Using the material below, copy every line where "text" appears.

Entries taken from a collection
::::
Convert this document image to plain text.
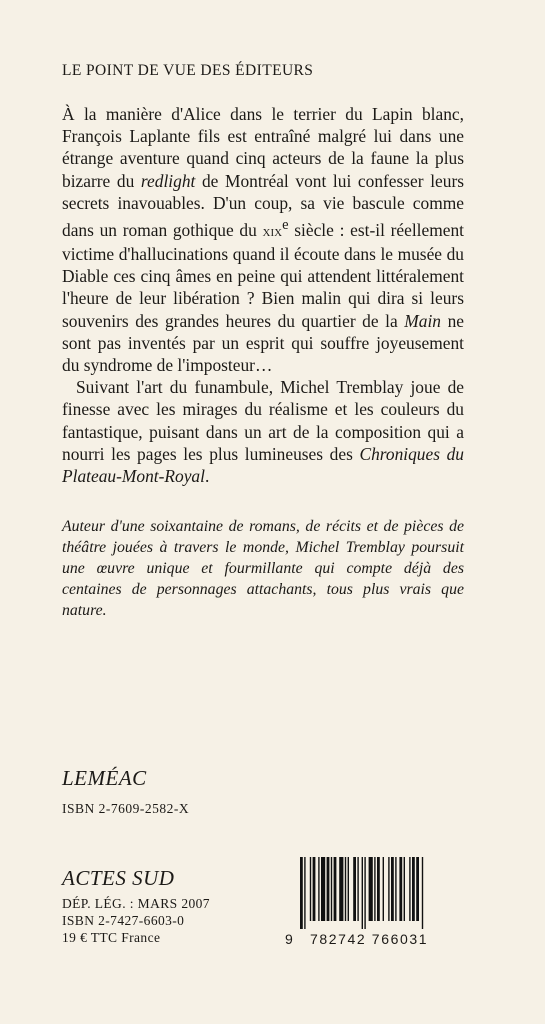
LE POINT DE VUE DES ÉDITEURS

À la manière d'Alice dans le terrier du Lapin blanc, François Laplante fils est entraîné malgré lui dans une étrange aventure quand cinq acteurs de la faune la plus bizarre du redlight de Montréal vont lui confesser leurs secrets inavouables. D'un coup, sa vie bascule comme dans un roman gothique du xix$^e$ siècle : est-il réellement victime d'hallucinations quand il écoute dans le musée du Diable ces cinq âmes en peine qui attendent littéralement l'heure de leur libération ? Bien malin qui dira si leurs souvenirs des grandes heures du quartier de la Main ne sont pas inventés par un esprit qui souffre joyeusement du syndrome de l'imposteur…

Suivant l'art du funambule, Michel Tremblay joue de finesse avec les mirages du réalisme et les couleurs du fantastique, puisant dans un art de la composition qui a nourri les pages les plus lumineuses des Chroniques du Plateau-Mont-Royal.

Auteur d'une soixantaine de romans, de récits et de pièces de théâtre jouées à travers le monde, Michel Tremblay poursuit une œuvre unique et fourmillante qui compte déjà des centaines de personnages attachants, tous plus vrais que nature.
LEMÉAC
ISBN 2-7609-2582-X
ACTES SUD
DÉP. LÉG. : MARS 2007
ISBN 2-7427-6603-0
19 € TTC France	9 782742 766031
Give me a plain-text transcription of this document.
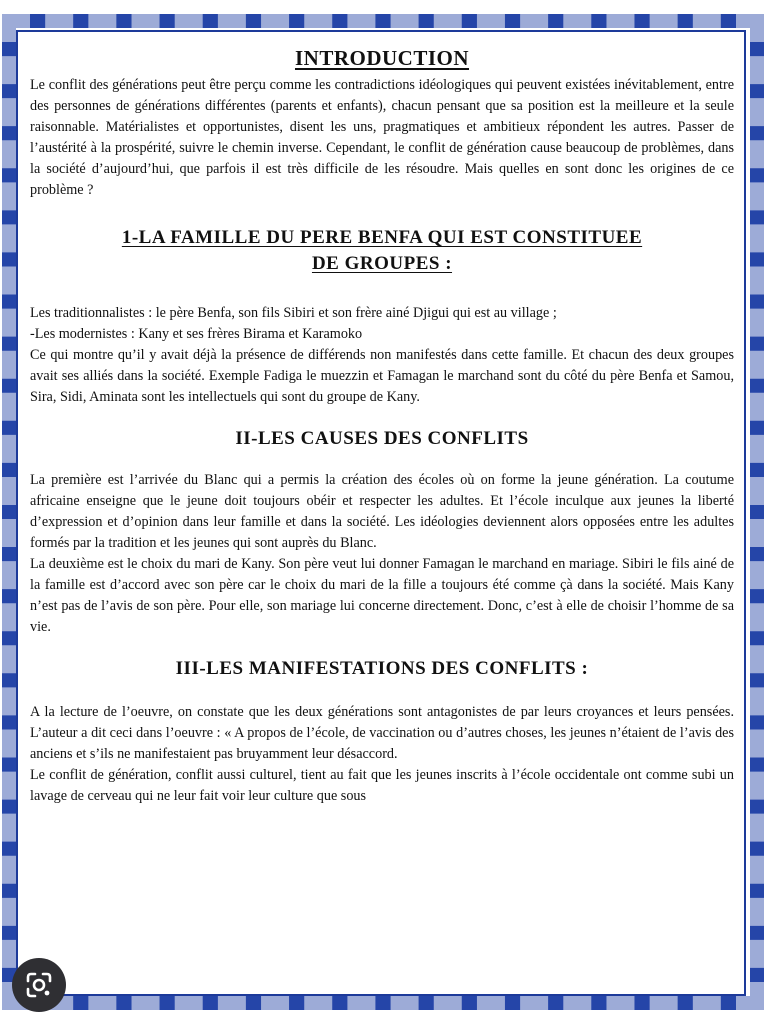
INTRODUCTION

Le conflit des générations peut être perçu comme les contradictions idéologiques qui peuvent existées inévitablement, entre des personnes de générations différentes (parents et enfants), chacun pensant que sa position est la meilleure et la seule raisonnable. Matérialistes et opportunistes, disent les uns, pragmatiques et ambitieux répondent les autres. Passer de l’austérité à la prospérité, suivre le chemin inverse. Cependant, le conflit de génération cause beaucoup de problèmes, dans la société d’aujourd’hui, que parfois il est très difficile de les résoudre. Mais quelles en sont donc les origines de ce problème ?

1-LA FAMILLE DU PERE BENFA QUI EST CONSTITUEE
DE GROUPES :

Les traditionnalistes : le père Benfa, son fils Sibiri et son frère ainé Djigui qui est au village ;

-Les modernistes : Kany et ses frères Birama et Karamoko

Ce qui montre qu’il y avait déjà la présence de différends non manifestés dans cette famille. Et chacun des deux groupes avait ses alliés dans la société. Exemple Fadiga le muezzin et Famagan le marchand sont du côté du père Benfa et Samou, Sira, Sidi, Aminata sont les intellectuels qui sont du groupe de Kany.

II-LES CAUSES DES CONFLITS

La première est l’arrivée du Blanc qui a permis la création des écoles où on forme la jeune génération. La coutume africaine enseigne que le jeune doit toujours obéir et respecter les adultes. Et l’école inculque aux jeunes la liberté d’expression et d’opinion dans leur famille et dans la société. Les idéologies deviennent alors opposées entre les adultes formés par la tradition et les jeunes qui sont auprès du Blanc.

La deuxième est le choix du mari de Kany. Son père veut lui donner Famagan le marchand en mariage. Sibiri le fils ainé de la famille est d’accord avec son père car le choix du mari de la fille a toujours été comme çà dans la société. Mais Kany n’est pas de l’avis de son père. Pour elle, son mariage lui concerne directement. Donc, c’est à elle de choisir l’homme de sa vie.

III-LES MANIFESTATIONS DES CONFLITS :

A la lecture de l’oeuvre, on constate que les deux générations sont antagonistes de par leurs croyances et leurs pensées. L’auteur a dit ceci dans l’oeuvre : « A propos de l’école, de vaccination ou d’autres choses, les jeunes n’étaient de l’avis des anciens et s’ils ne manifestaient pas bruyamment leur désaccord.

Le conflit de génération, conflit aussi culturel, tient au fait que les jeunes inscrits à l’école occidentale ont comme subi un lavage de cerveau qui ne leur fait voir leur culture que sous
::::
Task response
Convert this document image to plain text.
Give me a plain-text transcription of this document.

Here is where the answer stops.